**Materials provided**
#####
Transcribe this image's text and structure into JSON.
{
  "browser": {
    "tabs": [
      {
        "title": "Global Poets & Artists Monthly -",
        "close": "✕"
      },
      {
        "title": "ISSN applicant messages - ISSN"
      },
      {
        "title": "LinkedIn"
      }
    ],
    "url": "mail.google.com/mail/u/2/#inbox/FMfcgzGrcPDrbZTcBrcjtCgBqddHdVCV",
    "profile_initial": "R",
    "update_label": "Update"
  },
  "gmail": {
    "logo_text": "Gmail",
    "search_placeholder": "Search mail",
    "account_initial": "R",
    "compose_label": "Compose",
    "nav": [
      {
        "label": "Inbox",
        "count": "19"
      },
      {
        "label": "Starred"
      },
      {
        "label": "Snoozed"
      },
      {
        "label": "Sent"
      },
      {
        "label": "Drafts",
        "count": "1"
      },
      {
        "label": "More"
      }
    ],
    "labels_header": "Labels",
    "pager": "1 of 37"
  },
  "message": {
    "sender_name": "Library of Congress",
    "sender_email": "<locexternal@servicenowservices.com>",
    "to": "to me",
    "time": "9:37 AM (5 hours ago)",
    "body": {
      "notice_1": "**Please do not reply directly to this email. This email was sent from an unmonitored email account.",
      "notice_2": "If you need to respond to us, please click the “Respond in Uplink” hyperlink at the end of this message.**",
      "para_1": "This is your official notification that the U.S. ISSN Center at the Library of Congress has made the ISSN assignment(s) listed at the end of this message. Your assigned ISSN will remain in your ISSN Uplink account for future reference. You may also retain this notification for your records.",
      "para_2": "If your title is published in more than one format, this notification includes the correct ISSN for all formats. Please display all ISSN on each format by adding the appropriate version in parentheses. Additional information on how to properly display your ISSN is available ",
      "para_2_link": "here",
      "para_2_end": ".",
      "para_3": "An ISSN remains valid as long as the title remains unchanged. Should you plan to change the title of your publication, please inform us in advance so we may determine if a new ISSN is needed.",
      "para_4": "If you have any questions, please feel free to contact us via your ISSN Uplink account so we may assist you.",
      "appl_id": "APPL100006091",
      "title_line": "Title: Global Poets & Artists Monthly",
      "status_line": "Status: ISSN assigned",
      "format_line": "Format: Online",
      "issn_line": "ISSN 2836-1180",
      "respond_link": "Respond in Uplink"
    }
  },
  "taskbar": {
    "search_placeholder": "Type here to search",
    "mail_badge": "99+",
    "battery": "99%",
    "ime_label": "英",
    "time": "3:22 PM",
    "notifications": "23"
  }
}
#####
**Task to carry out**
Extract each line of the listing above, copying it word for word.

**Response to the task**
Transcribe this image's text and structure into JSON.
{
  "browser": {
    "tabs": [
      {
        "title": "Global Poets & Artists Monthly -",
        "close": "✕"
      },
      {
        "title": "ISSN applicant messages - ISSN"
      },
      {
        "title": "LinkedIn"
      }
    ],
    "url": "mail.google.com/mail/u/2/#inbox/FMfcgzGrcPDrbZTcBrcjtCgBqddHdVCV",
    "profile_initial": "R",
    "update_label": "Update"
  },
  "gmail": {
    "logo_text": "Gmail",
    "search_placeholder": "Search mail",
    "account_initial": "R",
    "compose_label": "Compose",
    "nav": [
      {
        "label": "Inbox",
        "count": "19"
      },
      {
        "label": "Starred"
      },
      {
        "label": "Snoozed"
      },
      {
        "label": "Sent"
      },
      {
        "label": "Drafts",
        "count": "1"
      },
      {
        "label": "More"
      }
    ],
    "labels_header": "Labels",
    "pager": "1 of 37"
  },
  "message": {
    "sender_name": "Library of Congress",
    "sender_email": "<locexternal@servicenowservices.com>",
    "to": "to me",
    "time": "9:37 AM (5 hours ago)",
    "body": {
      "notice_1": "**Please do not reply directly to this email. This email was sent from an unmonitored email account.",
      "notice_2": "If you need to respond to us, please click the “Respond in Uplink” hyperlink at the end of this message.**",
      "para_1": "This is your official notification that the U.S. ISSN Center at the Library of Congress has made the ISSN assignment(s) listed at the end of this message. Your assigned ISSN will remain in your ISSN Uplink account for future reference. You may also retain this notification for your records.",
      "para_2": "If your title is published in more than one format, this notification includes the correct ISSN for all formats. Please display all ISSN on each format by adding the appropriate version in parentheses. Additional information on how to properly display your ISSN is available ",
      "para_2_link": "here",
      "para_2_end": ".",
      "para_3": "An ISSN remains valid as long as the title remains unchanged. Should you plan to change the title of your publication, please inform us in advance so we may determine if a new ISSN is needed.",
      "para_4": "If you have any questions, please feel free to contact us via your ISSN Uplink account so we may assist you.",
      "appl_id": "APPL100006091",
      "title_line": "Title: Global Poets & Artists Monthly",
      "status_line": "Status: ISSN assigned",
      "format_line": "Format: Online",
      "issn_line": "ISSN 2836-1180",
      "respond_link": "Respond in Uplink"
    }
  },
  "taskbar": {
    "search_placeholder": "Type here to search",
    "mail_badge": "99+",
    "battery": "99%",
    "ime_label": "英",
    "time": "3:22 PM",
    "notifications": "23"
  }
}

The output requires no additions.